• _Stated exercise_
Print all the data, keeping every line exactly as it is.

::::

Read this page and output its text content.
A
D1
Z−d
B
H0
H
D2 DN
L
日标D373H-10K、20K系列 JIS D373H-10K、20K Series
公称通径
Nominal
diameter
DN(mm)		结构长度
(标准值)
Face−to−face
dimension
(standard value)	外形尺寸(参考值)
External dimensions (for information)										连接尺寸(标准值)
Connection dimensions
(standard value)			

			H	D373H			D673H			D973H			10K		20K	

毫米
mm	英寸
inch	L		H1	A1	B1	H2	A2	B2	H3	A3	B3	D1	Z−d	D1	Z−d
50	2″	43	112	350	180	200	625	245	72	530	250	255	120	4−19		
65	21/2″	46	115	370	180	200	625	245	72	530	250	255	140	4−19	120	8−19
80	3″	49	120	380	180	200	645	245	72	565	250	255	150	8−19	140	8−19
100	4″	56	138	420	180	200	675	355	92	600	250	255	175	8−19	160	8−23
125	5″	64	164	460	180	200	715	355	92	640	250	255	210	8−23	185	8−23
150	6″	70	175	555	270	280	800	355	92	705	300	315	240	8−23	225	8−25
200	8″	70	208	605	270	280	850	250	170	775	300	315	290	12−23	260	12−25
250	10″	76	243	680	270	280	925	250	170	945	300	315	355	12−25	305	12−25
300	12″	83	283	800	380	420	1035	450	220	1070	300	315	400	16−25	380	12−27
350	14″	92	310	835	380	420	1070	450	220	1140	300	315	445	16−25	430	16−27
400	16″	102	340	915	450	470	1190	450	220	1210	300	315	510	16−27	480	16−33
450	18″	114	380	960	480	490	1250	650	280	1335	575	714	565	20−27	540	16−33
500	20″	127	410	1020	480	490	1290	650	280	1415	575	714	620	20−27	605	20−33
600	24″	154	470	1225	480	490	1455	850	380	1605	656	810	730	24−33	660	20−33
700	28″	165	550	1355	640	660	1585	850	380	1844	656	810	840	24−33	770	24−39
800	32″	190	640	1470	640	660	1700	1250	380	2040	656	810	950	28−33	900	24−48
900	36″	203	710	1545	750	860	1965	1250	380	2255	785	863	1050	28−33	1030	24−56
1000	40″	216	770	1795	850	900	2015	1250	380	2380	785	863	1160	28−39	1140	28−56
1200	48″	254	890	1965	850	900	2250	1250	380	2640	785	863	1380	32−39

::::

• _Exercise response_
Read this page and output its text content.
A
D1
Z−d
B
H0
H
D2 DN
L
日标D373H-10K、20K系列 JIS D373H-10K、20K Series
公称通径
Nominal
diameter
DN(mm)		结构长度
(标准值)
Face−to−face
dimension
(standard value)	外形尺寸(参考值)
External dimensions (for information)										连接尺寸(标准值)
Connection dimensions
(standard value)			

			H	D373H			D673H			D973H			10K		20K	

毫米
mm	英寸
inch	L		H1	A1	B1	H2	A2	B2	H3	A3	B3	D1	Z−d	D1	Z−d
50	2″	43	112	350	180	200	625	245	72	530	250	255	120	4−19		
65	21/2″	46	115	370	180	200	625	245	72	530	250	255	140	4−19	120	8−19
80	3″	49	120	380	180	200	645	245	72	565	250	255	150	8−19	140	8−19
100	4″	56	138	420	180	200	675	355	92	600	250	255	175	8−19	160	8−23
125	5″	64	164	460	180	200	715	355	92	640	250	255	210	8−23	185	8−23
150	6″	70	175	555	270	280	800	355	92	705	300	315	240	8−23	225	8−25
200	8″	70	208	605	270	280	850	250	170	775	300	315	290	12−23	260	12−25
250	10″	76	243	680	270	280	925	250	170	945	300	315	355	12−25	305	12−25
300	12″	83	283	800	380	420	1035	450	220	1070	300	315	400	16−25	380	12−27
350	14″	92	310	835	380	420	1070	450	220	1140	300	315	445	16−25	430	16−27
400	16″	102	340	915	450	470	1190	450	220	1210	300	315	510	16−27	480	16−33
450	18″	114	380	960	480	490	1250	650	280	1335	575	714	565	20−27	540	16−33
500	20″	127	410	1020	480	490	1290	650	280	1415	575	714	620	20−27	605	20−33
600	24″	154	470	1225	480	490	1455	850	380	1605	656	810	730	24−33	660	20−33
700	28″	165	550	1355	640	660	1585	850	380	1844	656	810	840	24−33	770	24−39
800	32″	190	640	1470	640	660	1700	1250	380	2040	656	810	950	28−33	900	24−48
900	36″	203	710	1545	750	860	1965	1250	380	2255	785	863	1050	28−33	1030	24−56
1000	40″	216	770	1795	850	900	2015	1250	380	2380	785	863	1160	28−39	1140	28−56
1200	48″	254	890	1965	850	900	2250	1250	380	2640	785	863	1380	32−39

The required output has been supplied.